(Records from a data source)
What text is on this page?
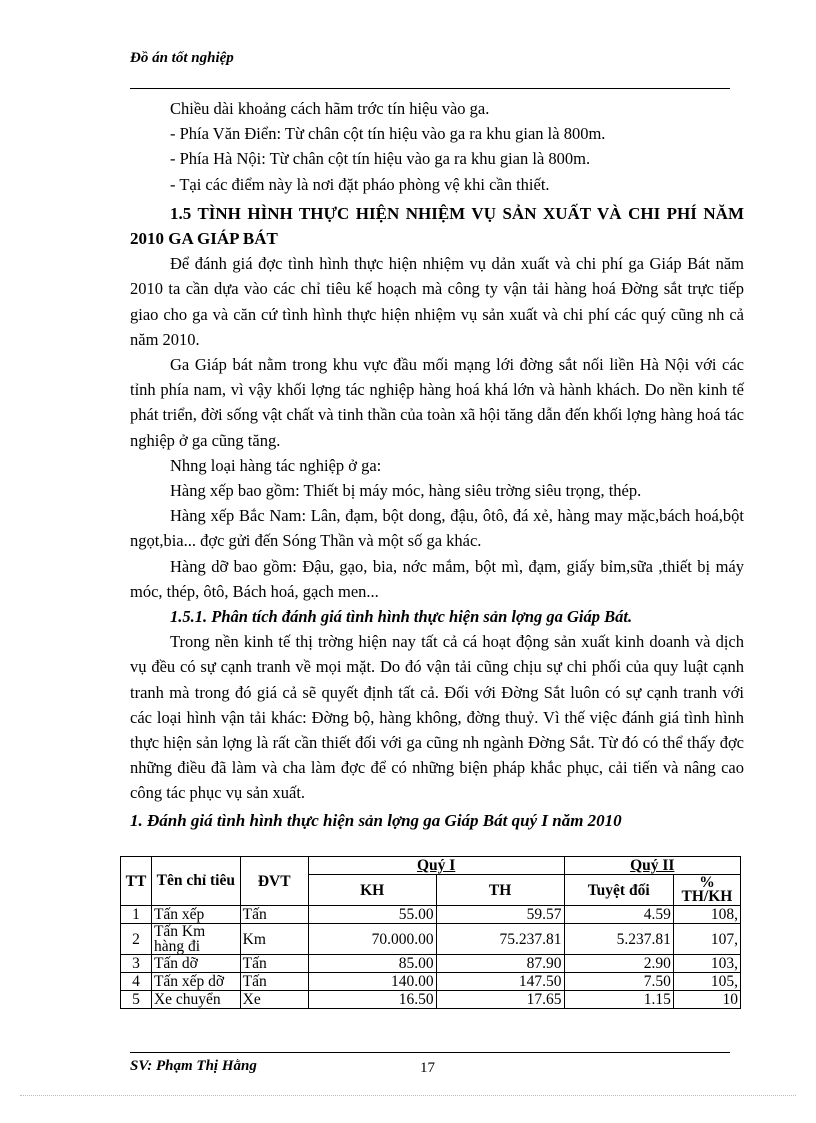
Đồ án tốt nghiệp

Chiều dài khoảng cách hãm trớc tín hiệu vào ga.

- Phía Văn Điển: Từ chân cột tín hiệu vào ga ra khu gian là 800m.

- Phía Hà Nội: Từ chân cột tín hiệu vào ga ra khu gian là 800m.

- Tại các điểm này là nơi đặt pháo phòng vệ khi cần thiết.

1.5 TÌNH HÌNH THỰC HIỆN NHIỆM VỤ SẢN XUẤT VÀ CHI PHÍ NĂM 2010 GA GIÁP BÁT

Để đánh giá đợc tình hình thực hiện nhiệm vụ dản xuất và chi phí ga Giáp Bát năm 2010 ta cần dựa vào các chỉ tiêu kế hoạch mà công ty vận tải hàng hoá Đờng sắt trực tiếp giao cho ga và căn cứ tình hình thực hiện nhiệm vụ sản xuất và chi phí các quý cũng nh cả năm 2010.

Ga Giáp bát nằm trong khu vực đầu mối mạng lới đờng sắt nối liền Hà Nội với các tỉnh phía nam, vì vậy khối lợng tác nghiệp hàng hoá khá lớn và hành khách. Do nền kinh tế phát triển, đời sống vật chất và tinh thần của toàn xã hội tăng dẫn đến khối lợng hàng hoá tác nghiệp ở ga cũng tăng.

Nhng loại hàng tác nghiệp ở ga:

Hàng xếp bao gồm: Thiết bị máy móc, hàng siêu trờng siêu trọng, thép.

Hàng xếp Bắc Nam: Lân, đạm, bột dong, đậu, ôtô, đá xẻ, hàng may mặc,bách hoá,bột ngọt,bia... đợc gửi đến Sóng Thần và một số ga khác.

Hàng dỡ bao gồm: Đậu, gạo, bia, nớc mắm, bột mì, đạm, giấy bỉm,sữa ,thiết bị máy móc, thép, ôtô, Bách hoá, gạch men...

1.5.1. Phân tích đánh giá tình hình thực hiện sản lợng ga Giáp Bát.

Trong nền kinh tế thị trờng hiện nay tất cả cá hoạt động sản xuất kinh doanh và dịch vụ đều có sự cạnh tranh về mọi mặt. Do đó vận tải cũng chịu sự chi phối của quy luật cạnh tranh mà trong đó giá cả sẽ quyết định tất cả. Đối với Đờng Sắt luôn có sự cạnh tranh với các loại hình vận tải khác: Đờng bộ, hàng không, đờng thuỷ. Vì thế việc đánh giá tình hình thực hiện sản lợng là rất cần thiết đối với ga cũng nh ngành Đờng Sắt. Từ đó có thể thấy đợc những điều đã làm và cha làm đợc để có những biện pháp khắc phục, cải tiến và nâng cao công tác phục vụ sản xuất.

1. Đánh giá tình hình thực hiện sản lợng ga Giáp Bát quý I năm 2010

TT	Tên chỉ tiêu	ĐVT	Quý I		Quý II	
			KH	TH	Tuyệt đối	% TH/KH
1	Tấn xếp	Tấn	55.00	59.57	4.59	108,
2	Tấn Km hàng đi	Km	70.000.00	75.237.81	5.237.81	107,
3	Tấn dỡ	Tấn	85.00	87.90	2.90	103,
4	Tấn xếp dỡ	Tấn	140.00	147.50	7.50	105,
5	Xe chuyển	Xe	16.50	17.65	1.15	10
SV: Phạm Thị Hằng	17
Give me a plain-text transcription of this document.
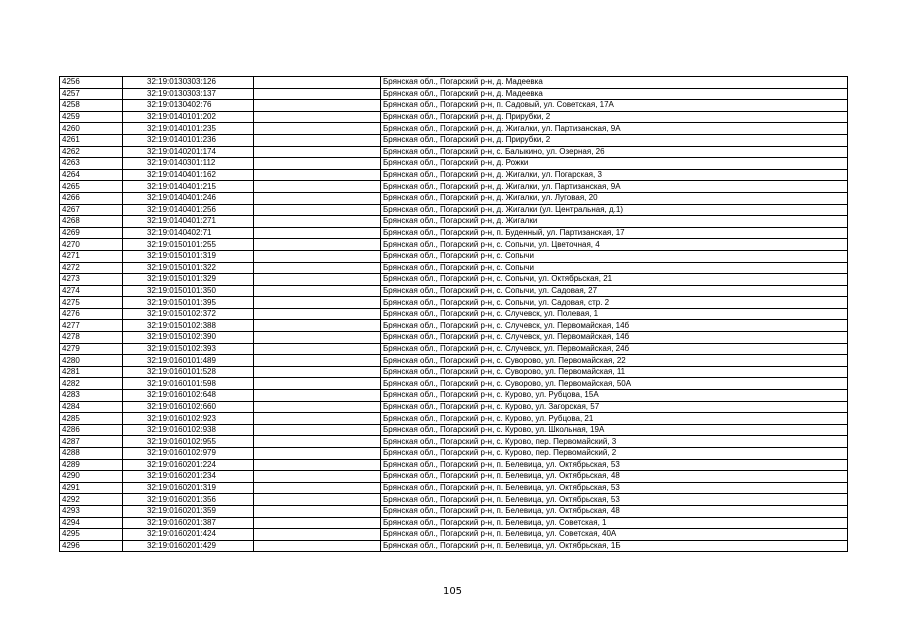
4256	32:19:0130303:126		Брянская обл., Погарский р-н, д. Мадеевка
4257	32:19:0130303:137		Брянская обл., Погарский р-н, д. Мадеевка
4258	32:19:0130402:76		Брянская обл., Погарский р-н, п. Садовый, ул. Советская, 17А
4259	32:19:0140101:202		Брянская обл., Погарский р-н, д. Прирубки, 2
4260	32:19:0140101:235		Брянская обл., Погарский р-н, д. Жигалки, ул. Партизанская, 9А
4261	32:19:0140101:236		Брянская обл., Погарский р-н, д. Прирубки, 2
4262	32:19:0140201:174		Брянская обл., Погарский р-н, с. Балыкино, ул. Озерная, 26
4263	32:19:0140301:112		Брянская обл., Погарский р-н, д. Рожки
4264	32:19:0140401:162		Брянская обл., Погарский р-н, д. Жигалки, ул. Погарская, 3
4265	32:19:0140401:215		Брянская обл., Погарский р-н, д. Жигалки, ул. Партизанская, 9А
4266	32:19:0140401:246		Брянская обл., Погарский р-н, д. Жигалки, ул. Луговая, 20
4267	32:19:0140401:256		Брянская обл., Погарский р-н, д. Жигалки (ул. Центральная, д.1)
4268	32:19:0140401:271		Брянская обл., Погарский р-н, д. Жигалки
4269	32:19:0140402:71		Брянская обл., Погарский р-н, п. Буденный, ул. Партизанская, 17
4270	32:19:0150101:255		Брянская обл., Погарский р-н, с. Сопычи, ул. Цветочная, 4
4271	32:19:0150101:319		Брянская обл., Погарский р-н, с. Сопычи
4272	32:19:0150101:322		Брянская обл., Погарский р-н, с. Сопычи
4273	32:19:0150101:329		Брянская обл., Погарский р-н, с. Сопычи, ул. Октябрьская, 21
4274	32:19:0150101:350		Брянская обл., Погарский р-н, с. Сопычи, ул. Садовая, 27
4275	32:19:0150101:395		Брянская обл., Погарский р-н, с. Сопычи, ул. Садовая, стр. 2
4276	32:19:0150102:372		Брянская обл., Погарский р-н, с. Случевск, ул. Полевая, 1
4277	32:19:0150102:388		Брянская обл., Погарский р-н, с. Случевск, ул. Первомайская, 14б
4278	32:19:0150102:390		Брянская обл., Погарский р-н, с. Случевск, ул. Первомайская, 14б
4279	32:19:0150102:393		Брянская обл., Погарский р-н, с. Случевск, ул. Первомайская, 24б
4280	32:19:0160101:489		Брянская обл., Погарский р-н, с. Суворово, ул. Первомайская, 22
4281	32:19:0160101:528		Брянская обл., Погарский р-н, с. Суворово, ул. Первомайская, 11
4282	32:19:0160101:598		Брянская обл., Погарский р-н, с. Суворово, ул. Первомайская, 50А
4283	32:19:0160102:648		Брянская обл., Погарский р-н, с. Курово, ул. Рубцова, 15А
4284	32:19:0160102:660		Брянская обл., Погарский р-н, с. Курово, ул. Загорская, 57
4285	32:19:0160102:923		Брянская обл., Погарский р-н, с. Курово, ул. Рубцова, 21
4286	32:19:0160102:938		Брянская обл., Погарский р-н, с. Курово, ул. Школьная, 19А
4287	32:19:0160102:955		Брянская обл., Погарский р-н, с. Курово, пер. Первомайский, 3
4288	32:19:0160102:979		Брянская обл., Погарский р-н, с. Курово, пер. Первомайский, 2
4289	32:19:0160201:224		Брянская обл., Погарский р-н, п. Белевица, ул. Октябрьская, 53
4290	32:19:0160201:234		Брянская обл., Погарский р-н, п. Белевица, ул. Октябрьская, 48
4291	32:19:0160201:319		Брянская обл., Погарский р-н, п. Белевица, ул. Октябрьская, 53
4292	32:19:0160201:356		Брянская обл., Погарский р-н, п. Белевица, ул. Октябрьская, 53
4293	32:19:0160201:359		Брянская обл., Погарский р-н, п. Белевица, ул. Октябрьская, 48
4294	32:19:0160201:387		Брянская обл., Погарский р-н, п. Белевица, ул. Советская, 1
4295	32:19:0160201:424		Брянская обл., Погарский р-н, п. Белевица, ул. Советская, 40А
4296	32:19:0160201:429		Брянская обл., Погарский р-н, п. Белевица, ул. Октябрьская, 1Б
105
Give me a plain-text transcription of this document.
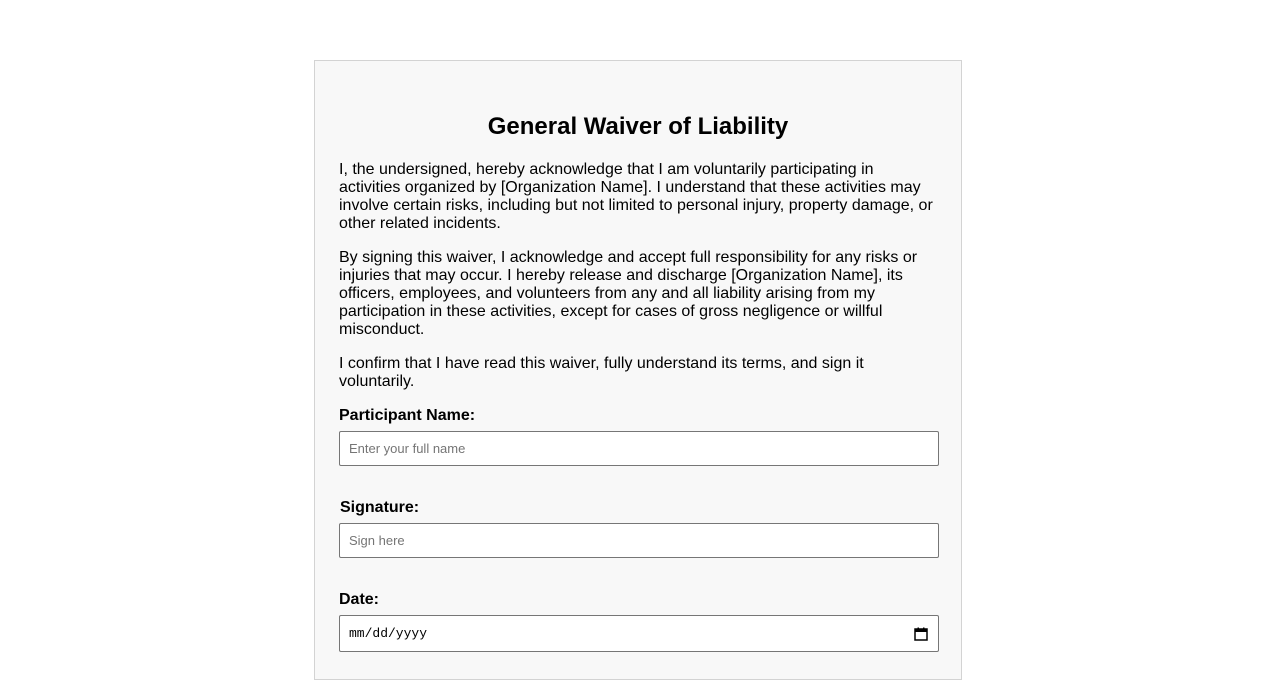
General Waiver of Liability

I, the undersigned, hereby acknowledge that I am voluntarily participating in activities organized by [Organization Name]. I understand that these activities may involve certain risks, including but not limited to personal injury, property damage, or other related incidents.

By signing this waiver, I acknowledge and accept full responsibility for any risks or injuries that may occur. I hereby release and discharge [Organization Name], its officers, employees, and volunteers from any and all liability arising from my participation in these activities, except for cases of gross negligence or willful misconduct.

I confirm that I have read this waiver, fully understand its terms, and sign it voluntarily.

Participant Name:
Enter your full name
Signature:
Sign here
Date:
mm/dd/yyyy
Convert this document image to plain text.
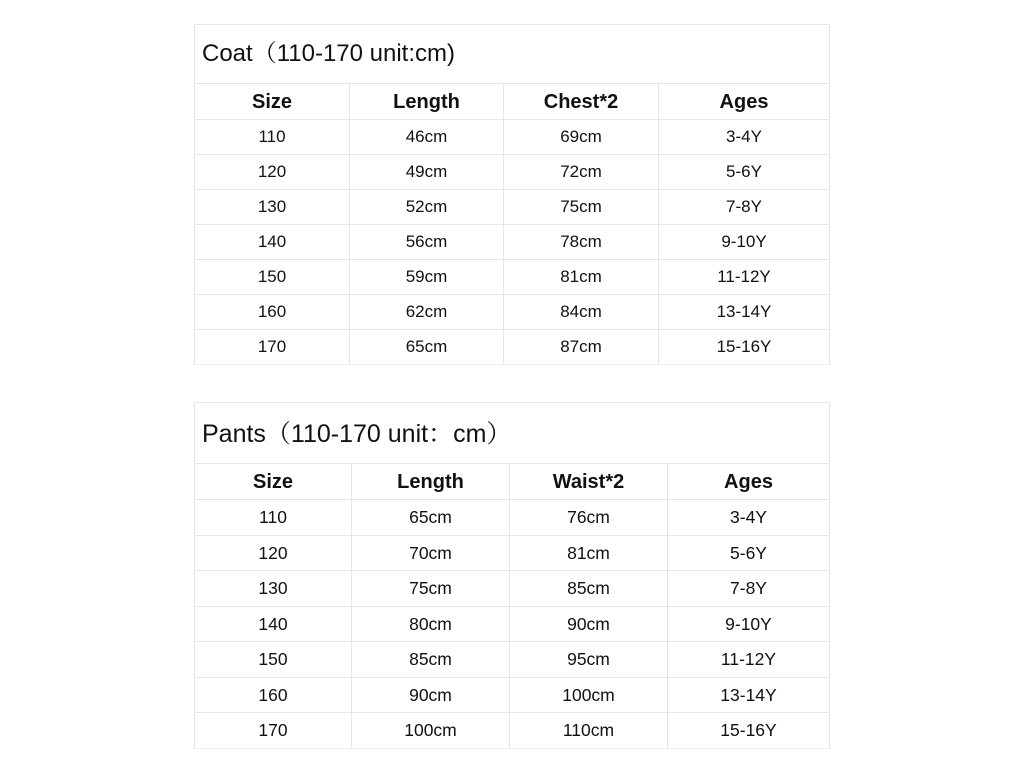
Coat（110-170 unit:cm)
Size	Length	Chest*2	Ages
110	46cm	69cm	3-4Y
120	49cm	72cm	5-6Y
130	52cm	75cm	7-8Y
140	56cm	78cm	9-10Y
150	59cm	81cm	11-12Y
160	62cm	84cm	13-14Y
170	65cm	87cm	15-16Y
Pants（110-170 unit：cm）
Size	Length	Waist*2	Ages
110	65cm	76cm	3-4Y
120	70cm	81cm	5-6Y
130	75cm	85cm	7-8Y
140	80cm	90cm	9-10Y
150	85cm	95cm	11-12Y
160	90cm	100cm	13-14Y
170	100cm	110cm	15-16Y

**Task to carry out**:
In the listing, find each line with the string "gian" and copy it.

**Result**:
- Phía Văn Điển: Từ chân cột tín hiệu vào ga ra khu gian là 800m.
- Phía Hà Nội: Từ chân cột tín hiệu vào ga ra khu gian là 800m.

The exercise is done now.